Data to process ▸
======

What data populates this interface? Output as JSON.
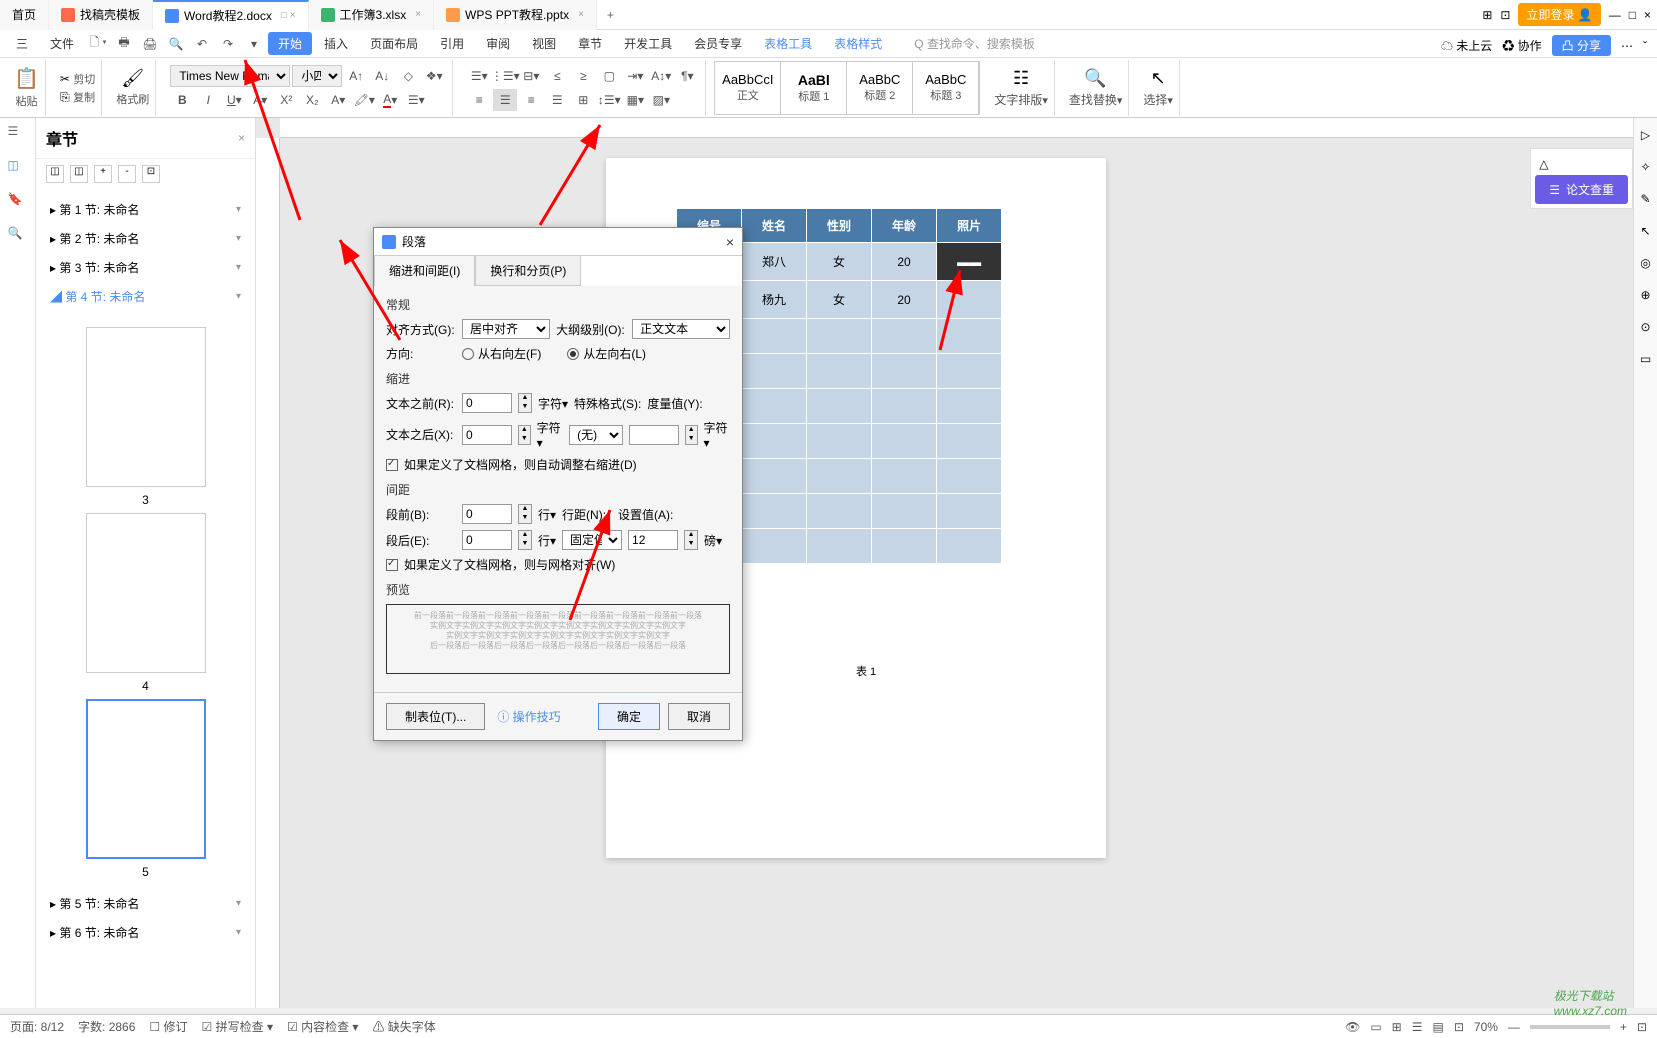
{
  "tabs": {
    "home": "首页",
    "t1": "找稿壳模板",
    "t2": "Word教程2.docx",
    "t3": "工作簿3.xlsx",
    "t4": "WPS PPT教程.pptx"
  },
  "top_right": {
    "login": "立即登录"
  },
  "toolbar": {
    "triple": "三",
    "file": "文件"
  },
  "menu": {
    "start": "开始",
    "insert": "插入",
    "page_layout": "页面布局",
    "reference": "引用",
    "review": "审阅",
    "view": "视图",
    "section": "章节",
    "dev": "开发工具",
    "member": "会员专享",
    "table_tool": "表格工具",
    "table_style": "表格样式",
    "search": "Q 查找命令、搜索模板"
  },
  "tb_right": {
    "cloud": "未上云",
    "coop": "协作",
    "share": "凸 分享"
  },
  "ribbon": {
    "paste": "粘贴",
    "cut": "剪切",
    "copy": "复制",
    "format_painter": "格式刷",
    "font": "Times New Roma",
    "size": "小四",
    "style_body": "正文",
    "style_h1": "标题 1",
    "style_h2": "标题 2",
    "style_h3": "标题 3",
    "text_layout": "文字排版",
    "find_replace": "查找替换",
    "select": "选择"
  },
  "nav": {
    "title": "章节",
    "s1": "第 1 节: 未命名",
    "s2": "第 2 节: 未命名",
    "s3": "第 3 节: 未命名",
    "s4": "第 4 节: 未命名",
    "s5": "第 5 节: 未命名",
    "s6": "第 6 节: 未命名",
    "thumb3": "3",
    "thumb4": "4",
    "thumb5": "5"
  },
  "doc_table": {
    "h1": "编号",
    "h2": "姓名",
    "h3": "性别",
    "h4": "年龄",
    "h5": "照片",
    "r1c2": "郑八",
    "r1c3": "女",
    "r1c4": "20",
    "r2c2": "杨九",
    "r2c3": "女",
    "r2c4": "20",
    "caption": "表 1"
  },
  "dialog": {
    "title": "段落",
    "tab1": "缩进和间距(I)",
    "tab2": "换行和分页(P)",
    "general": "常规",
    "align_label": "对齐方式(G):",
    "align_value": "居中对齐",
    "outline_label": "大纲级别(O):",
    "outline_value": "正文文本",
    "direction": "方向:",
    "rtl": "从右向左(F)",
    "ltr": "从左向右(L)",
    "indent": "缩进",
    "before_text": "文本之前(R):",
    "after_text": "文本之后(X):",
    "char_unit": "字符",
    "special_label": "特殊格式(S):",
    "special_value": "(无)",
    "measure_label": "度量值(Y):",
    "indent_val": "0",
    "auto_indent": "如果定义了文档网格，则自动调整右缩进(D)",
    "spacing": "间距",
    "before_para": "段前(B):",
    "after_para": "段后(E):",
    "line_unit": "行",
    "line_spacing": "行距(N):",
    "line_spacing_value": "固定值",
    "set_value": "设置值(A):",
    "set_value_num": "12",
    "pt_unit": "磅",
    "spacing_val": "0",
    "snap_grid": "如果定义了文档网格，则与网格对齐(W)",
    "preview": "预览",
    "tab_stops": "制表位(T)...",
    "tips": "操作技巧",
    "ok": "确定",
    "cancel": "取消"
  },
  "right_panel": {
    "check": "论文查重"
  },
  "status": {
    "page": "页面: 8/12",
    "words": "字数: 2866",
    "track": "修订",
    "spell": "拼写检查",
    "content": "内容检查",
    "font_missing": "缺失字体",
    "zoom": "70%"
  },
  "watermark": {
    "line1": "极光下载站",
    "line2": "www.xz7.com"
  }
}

======

Work to be completed ▸ Give the data again exactly as written, with all pictures left out.

Exercise answer ▸
What data populates this interface? Output as JSON.
{
  "tabs": {
    "home": "首页",
    "t1": "找稿壳模板",
    "t2": "Word教程2.docx",
    "t3": "工作簿3.xlsx",
    "t4": "WPS PPT教程.pptx"
  },
  "top_right": {
    "login": "立即登录"
  },
  "toolbar": {
    "triple": "三",
    "file": "文件"
  },
  "menu": {
    "start": "开始",
    "insert": "插入",
    "page_layout": "页面布局",
    "reference": "引用",
    "review": "审阅",
    "view": "视图",
    "section": "章节",
    "dev": "开发工具",
    "member": "会员专享",
    "table_tool": "表格工具",
    "table_style": "表格样式",
    "search": "Q 查找命令、搜索模板"
  },
  "tb_right": {
    "cloud": "未上云",
    "coop": "协作",
    "share": "凸 分享"
  },
  "ribbon": {
    "paste": "粘贴",
    "cut": "剪切",
    "copy": "复制",
    "format_painter": "格式刷",
    "font": "Times New Roma",
    "size": "小四",
    "style_body": "正文",
    "style_h1": "标题 1",
    "style_h2": "标题 2",
    "style_h3": "标题 3",
    "text_layout": "文字排版",
    "find_replace": "查找替换",
    "select": "选择"
  },
  "nav": {
    "title": "章节",
    "s1": "第 1 节: 未命名",
    "s2": "第 2 节: 未命名",
    "s3": "第 3 节: 未命名",
    "s4": "第 4 节: 未命名",
    "s5": "第 5 节: 未命名",
    "s6": "第 6 节: 未命名",
    "thumb3": "3",
    "thumb4": "4",
    "thumb5": "5"
  },
  "doc_table": {
    "h1": "编号",
    "h2": "姓名",
    "h3": "性别",
    "h4": "年龄",
    "h5": "照片",
    "r1c2": "郑八",
    "r1c3": "女",
    "r1c4": "20",
    "r2c2": "杨九",
    "r2c3": "女",
    "r2c4": "20",
    "caption": "表 1"
  },
  "dialog": {
    "title": "段落",
    "tab1": "缩进和间距(I)",
    "tab2": "换行和分页(P)",
    "general": "常规",
    "align_label": "对齐方式(G):",
    "align_value": "居中对齐",
    "outline_label": "大纲级别(O):",
    "outline_value": "正文文本",
    "direction": "方向:",
    "rtl": "从右向左(F)",
    "ltr": "从左向右(L)",
    "indent": "缩进",
    "before_text": "文本之前(R):",
    "after_text": "文本之后(X):",
    "char_unit": "字符",
    "special_label": "特殊格式(S):",
    "special_value": "(无)",
    "measure_label": "度量值(Y):",
    "indent_val": "0",
    "auto_indent": "如果定义了文档网格，则自动调整右缩进(D)",
    "spacing": "间距",
    "before_para": "段前(B):",
    "after_para": "段后(E):",
    "line_unit": "行",
    "line_spacing": "行距(N):",
    "line_spacing_value": "固定值",
    "set_value": "设置值(A):",
    "set_value_num": "12",
    "pt_unit": "磅",
    "spacing_val": "0",
    "snap_grid": "如果定义了文档网格，则与网格对齐(W)",
    "preview": "预览",
    "tab_stops": "制表位(T)...",
    "tips": "操作技巧",
    "ok": "确定",
    "cancel": "取消"
  },
  "right_panel": {
    "check": "论文查重"
  },
  "status": {
    "page": "页面: 8/12",
    "words": "字数: 2866",
    "track": "修订",
    "spell": "拼写检查",
    "content": "内容检查",
    "font_missing": "缺失字体",
    "zoom": "70%"
  },
  "watermark": {
    "line1": "极光下载站",
    "line2": "www.xz7.com"
  }
}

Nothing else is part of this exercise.